[Data entries]

● ● ● ● ● ● ●

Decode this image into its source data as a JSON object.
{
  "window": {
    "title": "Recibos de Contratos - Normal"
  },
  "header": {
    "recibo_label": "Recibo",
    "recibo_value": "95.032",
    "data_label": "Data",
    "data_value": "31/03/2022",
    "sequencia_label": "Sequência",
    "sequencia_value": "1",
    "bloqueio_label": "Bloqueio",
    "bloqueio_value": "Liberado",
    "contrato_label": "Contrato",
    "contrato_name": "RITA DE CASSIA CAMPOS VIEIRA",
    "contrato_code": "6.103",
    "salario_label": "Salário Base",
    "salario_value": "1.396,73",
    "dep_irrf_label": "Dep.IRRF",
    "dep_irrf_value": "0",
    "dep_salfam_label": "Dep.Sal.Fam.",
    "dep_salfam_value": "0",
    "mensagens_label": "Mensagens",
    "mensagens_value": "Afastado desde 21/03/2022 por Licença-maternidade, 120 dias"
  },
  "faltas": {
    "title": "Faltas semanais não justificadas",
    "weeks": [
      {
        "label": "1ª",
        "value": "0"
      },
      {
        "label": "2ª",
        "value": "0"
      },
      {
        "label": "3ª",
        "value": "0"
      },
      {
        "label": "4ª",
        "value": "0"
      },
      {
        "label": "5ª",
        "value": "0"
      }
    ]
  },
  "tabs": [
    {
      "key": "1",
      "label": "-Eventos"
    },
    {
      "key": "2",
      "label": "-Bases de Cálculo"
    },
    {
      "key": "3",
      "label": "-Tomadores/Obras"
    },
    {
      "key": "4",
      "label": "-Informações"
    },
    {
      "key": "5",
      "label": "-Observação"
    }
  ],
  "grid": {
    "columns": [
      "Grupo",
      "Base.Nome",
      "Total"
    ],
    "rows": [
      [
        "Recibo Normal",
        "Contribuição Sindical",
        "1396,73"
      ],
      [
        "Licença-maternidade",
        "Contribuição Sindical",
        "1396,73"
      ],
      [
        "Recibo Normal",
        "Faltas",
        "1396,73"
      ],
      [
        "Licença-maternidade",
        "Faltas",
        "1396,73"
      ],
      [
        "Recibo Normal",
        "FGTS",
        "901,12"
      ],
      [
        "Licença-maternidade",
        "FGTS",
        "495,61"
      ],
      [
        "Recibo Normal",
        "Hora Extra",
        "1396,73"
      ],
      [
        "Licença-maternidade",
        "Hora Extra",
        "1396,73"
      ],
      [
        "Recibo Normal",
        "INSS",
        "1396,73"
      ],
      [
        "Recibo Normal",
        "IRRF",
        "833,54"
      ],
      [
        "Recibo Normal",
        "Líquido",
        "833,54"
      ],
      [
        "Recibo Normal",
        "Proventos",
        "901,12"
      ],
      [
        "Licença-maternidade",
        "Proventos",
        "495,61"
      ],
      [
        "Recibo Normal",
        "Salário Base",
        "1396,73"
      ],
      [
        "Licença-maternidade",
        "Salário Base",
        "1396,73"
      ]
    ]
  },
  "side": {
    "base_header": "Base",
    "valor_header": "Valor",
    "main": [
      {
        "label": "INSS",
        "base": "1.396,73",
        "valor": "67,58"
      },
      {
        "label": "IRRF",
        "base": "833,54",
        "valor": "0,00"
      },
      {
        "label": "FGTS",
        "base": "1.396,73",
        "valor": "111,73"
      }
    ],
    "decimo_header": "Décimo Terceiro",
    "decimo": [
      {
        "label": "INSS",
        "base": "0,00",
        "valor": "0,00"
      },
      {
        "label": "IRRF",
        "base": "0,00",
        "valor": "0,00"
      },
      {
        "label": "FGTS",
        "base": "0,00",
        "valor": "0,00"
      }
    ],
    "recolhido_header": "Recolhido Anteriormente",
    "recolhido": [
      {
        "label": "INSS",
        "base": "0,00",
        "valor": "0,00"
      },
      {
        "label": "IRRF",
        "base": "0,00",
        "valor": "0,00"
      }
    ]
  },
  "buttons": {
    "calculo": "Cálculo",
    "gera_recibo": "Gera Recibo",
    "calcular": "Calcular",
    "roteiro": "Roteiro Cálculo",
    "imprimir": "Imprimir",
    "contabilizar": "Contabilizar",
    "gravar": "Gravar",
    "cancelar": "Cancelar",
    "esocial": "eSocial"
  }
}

● ● ● ● ● ● ●

### Do this
Copy out the whole listing exactly; please set it all down.

### Result for this exercise
Decode this image into its source data as a JSON object.
{
  "window": {
    "title": "Recibos de Contratos - Normal"
  },
  "header": {
    "recibo_label": "Recibo",
    "recibo_value": "95.032",
    "data_label": "Data",
    "data_value": "31/03/2022",
    "sequencia_label": "Sequência",
    "sequencia_value": "1",
    "bloqueio_label": "Bloqueio",
    "bloqueio_value": "Liberado",
    "contrato_label": "Contrato",
    "contrato_name": "RITA DE CASSIA CAMPOS VIEIRA",
    "contrato_code": "6.103",
    "salario_label": "Salário Base",
    "salario_value": "1.396,73",
    "dep_irrf_label": "Dep.IRRF",
    "dep_irrf_value": "0",
    "dep_salfam_label": "Dep.Sal.Fam.",
    "dep_salfam_value": "0",
    "mensagens_label": "Mensagens",
    "mensagens_value": "Afastado desde 21/03/2022 por Licença-maternidade, 120 dias"
  },
  "faltas": {
    "title": "Faltas semanais não justificadas",
    "weeks": [
      {
        "label": "1ª",
        "value": "0"
      },
      {
        "label": "2ª",
        "value": "0"
      },
      {
        "label": "3ª",
        "value": "0"
      },
      {
        "label": "4ª",
        "value": "0"
      },
      {
        "label": "5ª",
        "value": "0"
      }
    ]
  },
  "tabs": [
    {
      "key": "1",
      "label": "-Eventos"
    },
    {
      "key": "2",
      "label": "-Bases de Cálculo"
    },
    {
      "key": "3",
      "label": "-Tomadores/Obras"
    },
    {
      "key": "4",
      "label": "-Informações"
    },
    {
      "key": "5",
      "label": "-Observação"
    }
  ],
  "grid": {
    "columns": [
      "Grupo",
      "Base.Nome",
      "Total"
    ],
    "rows": [
      [
        "Recibo Normal",
        "Contribuição Sindical",
        "1396,73"
      ],
      [
        "Licença-maternidade",
        "Contribuição Sindical",
        "1396,73"
      ],
      [
        "Recibo Normal",
        "Faltas",
        "1396,73"
      ],
      [
        "Licença-maternidade",
        "Faltas",
        "1396,73"
      ],
      [
        "Recibo Normal",
        "FGTS",
        "901,12"
      ],
      [
        "Licença-maternidade",
        "FGTS",
        "495,61"
      ],
      [
        "Recibo Normal",
        "Hora Extra",
        "1396,73"
      ],
      [
        "Licença-maternidade",
        "Hora Extra",
        "1396,73"
      ],
      [
        "Recibo Normal",
        "INSS",
        "1396,73"
      ],
      [
        "Recibo Normal",
        "IRRF",
        "833,54"
      ],
      [
        "Recibo Normal",
        "Líquido",
        "833,54"
      ],
      [
        "Recibo Normal",
        "Proventos",
        "901,12"
      ],
      [
        "Licença-maternidade",
        "Proventos",
        "495,61"
      ],
      [
        "Recibo Normal",
        "Salário Base",
        "1396,73"
      ],
      [
        "Licença-maternidade",
        "Salário Base",
        "1396,73"
      ]
    ]
  },
  "side": {
    "base_header": "Base",
    "valor_header": "Valor",
    "main": [
      {
        "label": "INSS",
        "base": "1.396,73",
        "valor": "67,58"
      },
      {
        "label": "IRRF",
        "base": "833,54",
        "valor": "0,00"
      },
      {
        "label": "FGTS",
        "base": "1.396,73",
        "valor": "111,73"
      }
    ],
    "decimo_header": "Décimo Terceiro",
    "decimo": [
      {
        "label": "INSS",
        "base": "0,00",
        "valor": "0,00"
      },
      {
        "label": "IRRF",
        "base": "0,00",
        "valor": "0,00"
      },
      {
        "label": "FGTS",
        "base": "0,00",
        "valor": "0,00"
      }
    ],
    "recolhido_header": "Recolhido Anteriormente",
    "recolhido": [
      {
        "label": "INSS",
        "base": "0,00",
        "valor": "0,00"
      },
      {
        "label": "IRRF",
        "base": "0,00",
        "valor": "0,00"
      }
    ]
  },
  "buttons": {
    "calculo": "Cálculo",
    "gera_recibo": "Gera Recibo",
    "calcular": "Calcular",
    "roteiro": "Roteiro Cálculo",
    "imprimir": "Imprimir",
    "contabilizar": "Contabilizar",
    "gravar": "Gravar",
    "cancelar": "Cancelar",
    "esocial": "eSocial"
  }
}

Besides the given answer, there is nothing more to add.